Dataset records
....
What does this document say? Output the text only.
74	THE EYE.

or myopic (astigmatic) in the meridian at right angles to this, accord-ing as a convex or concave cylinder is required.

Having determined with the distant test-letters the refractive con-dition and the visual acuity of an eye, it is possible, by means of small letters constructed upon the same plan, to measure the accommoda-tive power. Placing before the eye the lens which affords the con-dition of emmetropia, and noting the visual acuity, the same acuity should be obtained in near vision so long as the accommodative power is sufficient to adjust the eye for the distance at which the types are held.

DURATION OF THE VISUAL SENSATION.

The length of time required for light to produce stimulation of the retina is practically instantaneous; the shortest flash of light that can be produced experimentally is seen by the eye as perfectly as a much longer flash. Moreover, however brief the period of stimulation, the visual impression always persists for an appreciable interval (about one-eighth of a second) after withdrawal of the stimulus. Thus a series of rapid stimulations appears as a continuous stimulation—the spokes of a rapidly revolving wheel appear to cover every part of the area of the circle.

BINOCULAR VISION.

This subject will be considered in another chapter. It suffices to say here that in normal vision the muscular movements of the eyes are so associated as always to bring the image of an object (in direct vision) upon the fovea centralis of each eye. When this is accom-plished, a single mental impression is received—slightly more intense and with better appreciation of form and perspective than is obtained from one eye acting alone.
....
Output the whole listing above again, word for word.

What does this document say? Output the text only.
74	THE EYE.

or myopic (astigmatic) in the meridian at right angles to this, accord-ing as a convex or concave cylinder is required.

Having determined with the distant test-letters the refractive con-dition and the visual acuity of an eye, it is possible, by means of small letters constructed upon the same plan, to measure the accommoda-tive power. Placing before the eye the lens which affords the con-dition of emmetropia, and noting the visual acuity, the same acuity should be obtained in near vision so long as the accommodative power is sufficient to adjust the eye for the distance at which the types are held.

DURATION OF THE VISUAL SENSATION.

The length of time required for light to produce stimulation of the retina is practically instantaneous; the shortest flash of light that can be produced experimentally is seen by the eye as perfectly as a much longer flash. Moreover, however brief the period of stimulation, the visual impression always persists for an appreciable interval (about one-eighth of a second) after withdrawal of the stimulus. Thus a series of rapid stimulations appears as a continuous stimulation—the spokes of a rapidly revolving wheel appear to cover every part of the area of the circle.

BINOCULAR VISION.

This subject will be considered in another chapter. It suffices to say here that in normal vision the muscular movements of the eyes are so associated as always to bring the image of an object (in direct vision) upon the fovea centralis of each eye. When this is accom-plished, a single mental impression is received—slightly more intense and with better appreciation of form and perspective than is obtained from one eye acting alone.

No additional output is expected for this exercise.